Where a line below holds the string "Artículo", copy that line.

Start of INPUT MATERIAL

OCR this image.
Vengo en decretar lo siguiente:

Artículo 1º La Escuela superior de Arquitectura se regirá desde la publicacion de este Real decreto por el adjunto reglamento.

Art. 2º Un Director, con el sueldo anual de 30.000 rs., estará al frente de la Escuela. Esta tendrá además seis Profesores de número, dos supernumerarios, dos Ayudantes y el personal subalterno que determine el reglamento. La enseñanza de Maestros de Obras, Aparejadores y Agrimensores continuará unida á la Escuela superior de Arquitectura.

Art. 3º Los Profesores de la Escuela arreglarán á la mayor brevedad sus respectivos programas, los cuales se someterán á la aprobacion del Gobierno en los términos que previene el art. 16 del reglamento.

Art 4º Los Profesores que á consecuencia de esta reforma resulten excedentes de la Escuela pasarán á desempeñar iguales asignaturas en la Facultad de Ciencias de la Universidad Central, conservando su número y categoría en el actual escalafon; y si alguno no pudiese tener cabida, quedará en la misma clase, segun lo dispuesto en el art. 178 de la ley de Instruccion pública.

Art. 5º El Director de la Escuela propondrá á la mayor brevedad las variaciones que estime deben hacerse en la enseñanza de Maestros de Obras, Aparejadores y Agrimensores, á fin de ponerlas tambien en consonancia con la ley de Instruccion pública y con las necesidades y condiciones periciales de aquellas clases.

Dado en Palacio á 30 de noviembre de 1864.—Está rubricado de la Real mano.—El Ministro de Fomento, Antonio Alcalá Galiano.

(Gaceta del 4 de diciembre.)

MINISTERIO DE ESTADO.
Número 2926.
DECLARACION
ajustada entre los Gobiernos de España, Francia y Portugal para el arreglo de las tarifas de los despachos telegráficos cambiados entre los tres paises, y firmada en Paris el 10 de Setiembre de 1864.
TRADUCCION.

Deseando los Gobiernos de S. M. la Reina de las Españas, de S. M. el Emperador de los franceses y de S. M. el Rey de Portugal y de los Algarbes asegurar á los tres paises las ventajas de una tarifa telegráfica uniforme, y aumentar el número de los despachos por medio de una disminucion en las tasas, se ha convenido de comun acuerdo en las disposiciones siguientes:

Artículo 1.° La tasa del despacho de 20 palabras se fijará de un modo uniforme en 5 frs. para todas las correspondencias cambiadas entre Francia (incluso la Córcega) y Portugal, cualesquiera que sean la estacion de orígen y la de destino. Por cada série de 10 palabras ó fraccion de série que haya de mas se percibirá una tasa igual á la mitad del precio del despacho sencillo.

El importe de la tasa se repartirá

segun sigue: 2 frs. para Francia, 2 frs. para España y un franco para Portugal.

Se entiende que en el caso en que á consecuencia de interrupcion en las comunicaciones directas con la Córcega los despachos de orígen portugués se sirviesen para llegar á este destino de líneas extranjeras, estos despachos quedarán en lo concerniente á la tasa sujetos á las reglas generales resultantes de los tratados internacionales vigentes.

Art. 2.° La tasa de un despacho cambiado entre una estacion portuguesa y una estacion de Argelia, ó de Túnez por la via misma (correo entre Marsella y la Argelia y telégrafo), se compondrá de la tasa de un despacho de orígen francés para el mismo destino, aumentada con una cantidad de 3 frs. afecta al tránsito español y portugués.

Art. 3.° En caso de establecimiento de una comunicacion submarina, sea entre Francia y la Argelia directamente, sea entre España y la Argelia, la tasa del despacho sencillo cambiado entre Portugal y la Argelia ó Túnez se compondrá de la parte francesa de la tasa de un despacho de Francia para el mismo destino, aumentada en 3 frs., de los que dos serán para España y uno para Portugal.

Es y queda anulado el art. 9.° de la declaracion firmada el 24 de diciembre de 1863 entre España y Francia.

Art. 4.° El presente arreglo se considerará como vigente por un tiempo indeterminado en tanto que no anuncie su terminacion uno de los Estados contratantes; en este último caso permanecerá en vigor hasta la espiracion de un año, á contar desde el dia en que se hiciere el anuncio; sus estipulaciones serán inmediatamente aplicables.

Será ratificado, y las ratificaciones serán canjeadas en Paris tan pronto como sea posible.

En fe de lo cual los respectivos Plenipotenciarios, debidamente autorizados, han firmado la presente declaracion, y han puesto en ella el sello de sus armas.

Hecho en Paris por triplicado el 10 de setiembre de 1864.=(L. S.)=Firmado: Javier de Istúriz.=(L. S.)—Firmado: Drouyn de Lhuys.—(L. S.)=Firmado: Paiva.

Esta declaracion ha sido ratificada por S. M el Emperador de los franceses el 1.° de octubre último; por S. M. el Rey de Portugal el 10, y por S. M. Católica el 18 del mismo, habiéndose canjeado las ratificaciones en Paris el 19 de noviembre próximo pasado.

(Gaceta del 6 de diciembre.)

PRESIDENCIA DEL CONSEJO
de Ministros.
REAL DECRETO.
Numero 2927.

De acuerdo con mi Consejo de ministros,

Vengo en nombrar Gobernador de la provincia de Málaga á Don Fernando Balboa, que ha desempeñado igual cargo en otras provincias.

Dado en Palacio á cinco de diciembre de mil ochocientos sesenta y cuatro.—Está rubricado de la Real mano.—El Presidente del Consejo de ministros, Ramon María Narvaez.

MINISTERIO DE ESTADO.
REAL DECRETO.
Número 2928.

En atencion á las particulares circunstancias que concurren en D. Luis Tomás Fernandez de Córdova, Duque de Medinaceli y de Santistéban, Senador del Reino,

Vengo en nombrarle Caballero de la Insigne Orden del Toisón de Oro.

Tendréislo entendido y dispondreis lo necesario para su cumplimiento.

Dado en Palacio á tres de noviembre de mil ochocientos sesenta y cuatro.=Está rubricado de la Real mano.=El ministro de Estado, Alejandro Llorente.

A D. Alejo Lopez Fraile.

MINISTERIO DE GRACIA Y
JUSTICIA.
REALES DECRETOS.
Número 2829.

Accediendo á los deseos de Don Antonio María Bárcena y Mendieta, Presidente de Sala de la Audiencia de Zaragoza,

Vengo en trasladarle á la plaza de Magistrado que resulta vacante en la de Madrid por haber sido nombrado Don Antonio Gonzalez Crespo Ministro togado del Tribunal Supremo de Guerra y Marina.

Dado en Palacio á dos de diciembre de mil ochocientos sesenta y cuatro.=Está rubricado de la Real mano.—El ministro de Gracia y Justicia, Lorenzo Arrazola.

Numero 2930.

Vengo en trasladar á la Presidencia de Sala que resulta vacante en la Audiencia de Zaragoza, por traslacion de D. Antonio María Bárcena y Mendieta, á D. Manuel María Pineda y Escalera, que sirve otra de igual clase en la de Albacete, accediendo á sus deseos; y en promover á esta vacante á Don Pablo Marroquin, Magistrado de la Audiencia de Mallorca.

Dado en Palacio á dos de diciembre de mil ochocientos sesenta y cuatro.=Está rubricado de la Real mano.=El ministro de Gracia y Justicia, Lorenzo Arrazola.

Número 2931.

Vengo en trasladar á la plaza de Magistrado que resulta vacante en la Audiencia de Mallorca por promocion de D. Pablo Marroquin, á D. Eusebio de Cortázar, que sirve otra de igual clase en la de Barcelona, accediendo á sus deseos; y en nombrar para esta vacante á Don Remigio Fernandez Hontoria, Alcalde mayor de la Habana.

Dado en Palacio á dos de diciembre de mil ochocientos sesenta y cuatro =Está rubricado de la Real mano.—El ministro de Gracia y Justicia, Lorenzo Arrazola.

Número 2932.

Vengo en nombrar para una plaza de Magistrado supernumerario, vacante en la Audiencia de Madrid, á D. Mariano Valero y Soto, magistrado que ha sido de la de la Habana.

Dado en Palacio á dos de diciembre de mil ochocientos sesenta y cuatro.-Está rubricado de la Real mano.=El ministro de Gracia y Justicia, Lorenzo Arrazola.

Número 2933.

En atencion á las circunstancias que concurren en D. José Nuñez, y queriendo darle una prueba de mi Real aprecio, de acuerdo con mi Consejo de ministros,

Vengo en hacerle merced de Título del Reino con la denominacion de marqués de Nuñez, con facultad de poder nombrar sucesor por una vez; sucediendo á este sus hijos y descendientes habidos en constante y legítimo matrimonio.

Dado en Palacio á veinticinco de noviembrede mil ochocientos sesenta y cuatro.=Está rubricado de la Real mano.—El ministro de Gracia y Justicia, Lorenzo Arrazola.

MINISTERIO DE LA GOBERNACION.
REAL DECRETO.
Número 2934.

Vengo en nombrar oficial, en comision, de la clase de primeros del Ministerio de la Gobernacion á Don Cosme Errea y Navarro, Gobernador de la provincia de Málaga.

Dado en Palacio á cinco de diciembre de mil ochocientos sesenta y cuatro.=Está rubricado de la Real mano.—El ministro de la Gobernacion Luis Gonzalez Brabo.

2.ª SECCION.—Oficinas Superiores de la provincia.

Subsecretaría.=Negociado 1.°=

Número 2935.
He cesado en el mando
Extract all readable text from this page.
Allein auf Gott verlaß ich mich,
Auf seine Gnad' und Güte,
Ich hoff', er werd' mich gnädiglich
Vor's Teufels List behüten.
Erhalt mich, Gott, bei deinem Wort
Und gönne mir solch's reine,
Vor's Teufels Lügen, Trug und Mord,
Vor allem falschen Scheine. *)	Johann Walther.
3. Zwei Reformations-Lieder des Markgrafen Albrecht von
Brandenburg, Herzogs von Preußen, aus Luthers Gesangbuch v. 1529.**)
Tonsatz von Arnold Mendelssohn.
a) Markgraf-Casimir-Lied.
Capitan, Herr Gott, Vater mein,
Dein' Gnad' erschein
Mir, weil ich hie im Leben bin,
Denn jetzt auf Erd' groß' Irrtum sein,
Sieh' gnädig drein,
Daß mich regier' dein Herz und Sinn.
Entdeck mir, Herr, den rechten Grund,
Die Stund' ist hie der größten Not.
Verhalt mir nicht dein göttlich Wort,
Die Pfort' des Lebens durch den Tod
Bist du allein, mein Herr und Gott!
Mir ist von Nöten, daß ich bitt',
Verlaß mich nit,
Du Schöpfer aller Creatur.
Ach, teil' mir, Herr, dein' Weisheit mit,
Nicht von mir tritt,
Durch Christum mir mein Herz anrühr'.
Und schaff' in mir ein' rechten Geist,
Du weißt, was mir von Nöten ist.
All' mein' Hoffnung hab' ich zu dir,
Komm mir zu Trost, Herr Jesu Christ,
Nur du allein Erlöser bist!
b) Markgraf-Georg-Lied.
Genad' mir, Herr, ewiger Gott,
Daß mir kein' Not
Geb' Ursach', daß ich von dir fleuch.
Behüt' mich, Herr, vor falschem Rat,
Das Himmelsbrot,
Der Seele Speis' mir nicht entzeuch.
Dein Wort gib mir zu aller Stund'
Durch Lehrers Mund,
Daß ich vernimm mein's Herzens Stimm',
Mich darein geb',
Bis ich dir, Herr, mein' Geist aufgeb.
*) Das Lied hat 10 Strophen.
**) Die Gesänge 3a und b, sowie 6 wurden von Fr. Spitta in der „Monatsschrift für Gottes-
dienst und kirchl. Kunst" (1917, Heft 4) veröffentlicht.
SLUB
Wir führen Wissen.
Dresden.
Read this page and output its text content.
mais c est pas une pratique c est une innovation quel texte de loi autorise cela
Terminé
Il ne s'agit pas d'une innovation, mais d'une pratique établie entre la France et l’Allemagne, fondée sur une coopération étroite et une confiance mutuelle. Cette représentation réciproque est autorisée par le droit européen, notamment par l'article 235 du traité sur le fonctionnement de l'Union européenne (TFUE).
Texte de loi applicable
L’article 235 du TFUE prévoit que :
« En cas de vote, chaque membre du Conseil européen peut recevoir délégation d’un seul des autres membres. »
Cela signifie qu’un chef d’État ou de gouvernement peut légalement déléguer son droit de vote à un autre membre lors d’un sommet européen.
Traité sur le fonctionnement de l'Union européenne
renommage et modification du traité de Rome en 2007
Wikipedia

End of INPUT MATERIAL

ANSWER TO THIS TASK:
Artículo 1º La Escuela superior de Arquitectura se regirá desde la publicacion de este Real decreto por el adjunto reglamento.
Artículo 1.° La tasa del despacho de 20 palabras se fijará de un modo uniforme en 5 frs. para todas las correspondencias cambiadas entre Francia (incluso la Córcega) y Portugal, cualesquiera que sean la estacion de orígen y la de destino. Por cada série de 10 palabras ó fraccion de série que haya de mas se percibirá una tasa igual á la mitad del precio del despacho sencillo.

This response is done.